**DATA RECORDS**

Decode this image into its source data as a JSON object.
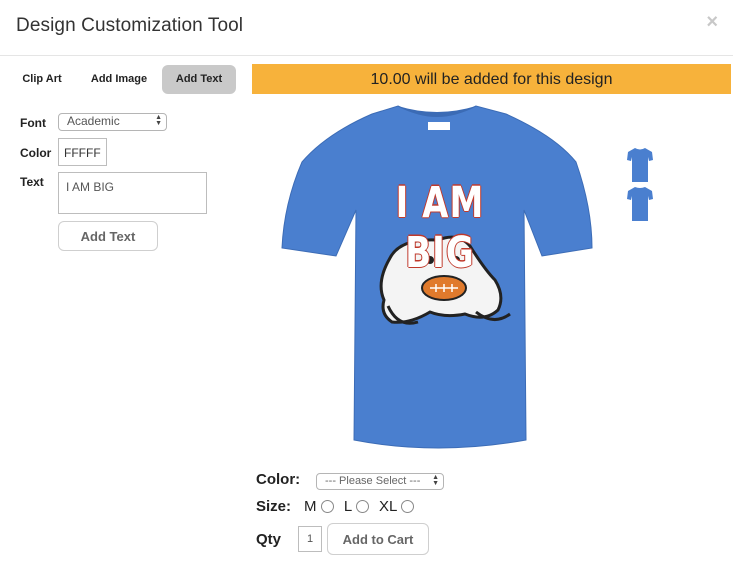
{
  "modal": {
    "title": "Design Customization Tool",
    "close": "×"
  },
  "tabs": [
    {
      "label": "Clip Art",
      "active": false
    },
    {
      "label": "Add Image",
      "active": false
    },
    {
      "label": "Add Text",
      "active": true
    }
  ],
  "banner": {
    "text": "10.00 will be added for this design",
    "color": "#f7b23b"
  },
  "form": {
    "font_label": "Font",
    "font_value": "Academic",
    "color_label": "Color",
    "color_value": "FFFFF",
    "text_label": "Text",
    "text_value": "I AM BIG",
    "add_text_button": "Add Text"
  },
  "product": {
    "shirt_color": "#4a7fcf",
    "printed_text": "I AM BIG",
    "graphic": "bulldog-with-football"
  },
  "thumbnails": [
    {
      "view": "front"
    },
    {
      "view": "back"
    }
  ],
  "options": {
    "color_label": "Color:",
    "color_placeholder": "--- Please Select ---",
    "size_label": "Size:",
    "sizes": [
      "M",
      "L",
      "XL"
    ],
    "qty_label": "Qty",
    "qty_value": "1",
    "add_to_cart": "Add to Cart"
  }
}
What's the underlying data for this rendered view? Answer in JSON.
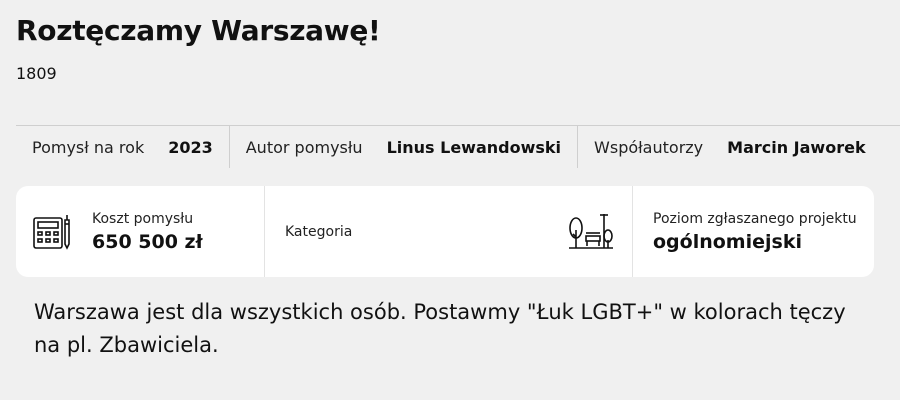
{
  "project": {
    "title": "Roztęczamy Warszawę!",
    "id": "1809"
  },
  "meta": {
    "year_label": "Pomysł na rok",
    "year_value": "2023",
    "author_label": "Autor pomysłu",
    "author_value": "Linus Lewandowski",
    "coauthors_label": "Współautorzy",
    "coauthors_value": "Marcin Jaworek"
  },
  "details": {
    "cost_label": "Koszt pomysłu",
    "cost_value": "650 500 zł",
    "cost_icon": "calculator-icon",
    "category_label": "Kategoria",
    "category_icon": "park-icon",
    "level_label": "Poziom zgłaszanego projektu",
    "level_value": "ogólnomiejski"
  },
  "description": "Warszawa jest dla wszystkich osób. Postawmy \"Łuk LGBT+\" w kolorach tęczy na pl. Zbawiciela."
}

**PROBLEM REQUIREMENTS**
Restate the full listing verbatim and drop every picture.

**SOLUTION FOR THIS EXERCISE**
Decode this image into its source data as a JSON object.
{
  "modal": {
    "title": "Design Customization Tool",
    "close": "×"
  },
  "tabs": [
    {
      "label": "Clip Art",
      "active": false
    },
    {
      "label": "Add Image",
      "active": false
    },
    {
      "label": "Add Text",
      "active": true
    }
  ],
  "banner": {
    "text": "10.00 will be added for this design",
    "color": "#f7b23b"
  },
  "form": {
    "font_label": "Font",
    "font_value": "Academic",
    "color_label": "Color",
    "color_value": "FFFFF",
    "text_label": "Text",
    "text_value": "I AM BIG",
    "add_text_button": "Add Text"
  },
  "product": {
    "shirt_color": "#4a7fcf",
    "printed_text": "I AM BIG",
    "graphic": "bulldog-with-football"
  },
  "thumbnails": [
    {
      "view": "front"
    },
    {
      "view": "back"
    }
  ],
  "options": {
    "color_label": "Color:",
    "color_placeholder": "--- Please Select ---",
    "size_label": "Size:",
    "sizes": [
      "M",
      "L",
      "XL"
    ],
    "qty_label": "Qty",
    "qty_value": "1",
    "add_to_cart": "Add to Cart"
  }
}
What's the underlying data for this rendered view? Answer in JSON.
{
  "project": {
    "title": "Roztęczamy Warszawę!",
    "id": "1809"
  },
  "meta": {
    "year_label": "Pomysł na rok",
    "year_value": "2023",
    "author_label": "Autor pomysłu",
    "author_value": "Linus Lewandowski",
    "coauthors_label": "Współautorzy",
    "coauthors_value": "Marcin Jaworek"
  },
  "details": {
    "cost_label": "Koszt pomysłu",
    "cost_value": "650 500 zł",
    "cost_icon": "calculator-icon",
    "category_label": "Kategoria",
    "category_icon": "park-icon",
    "level_label": "Poziom zgłaszanego projektu",
    "level_value": "ogólnomiejski"
  },
  "description": "Warszawa jest dla wszystkich osób. Postawmy \"Łuk LGBT+\" w kolorach tęczy na pl. Zbawiciela."
}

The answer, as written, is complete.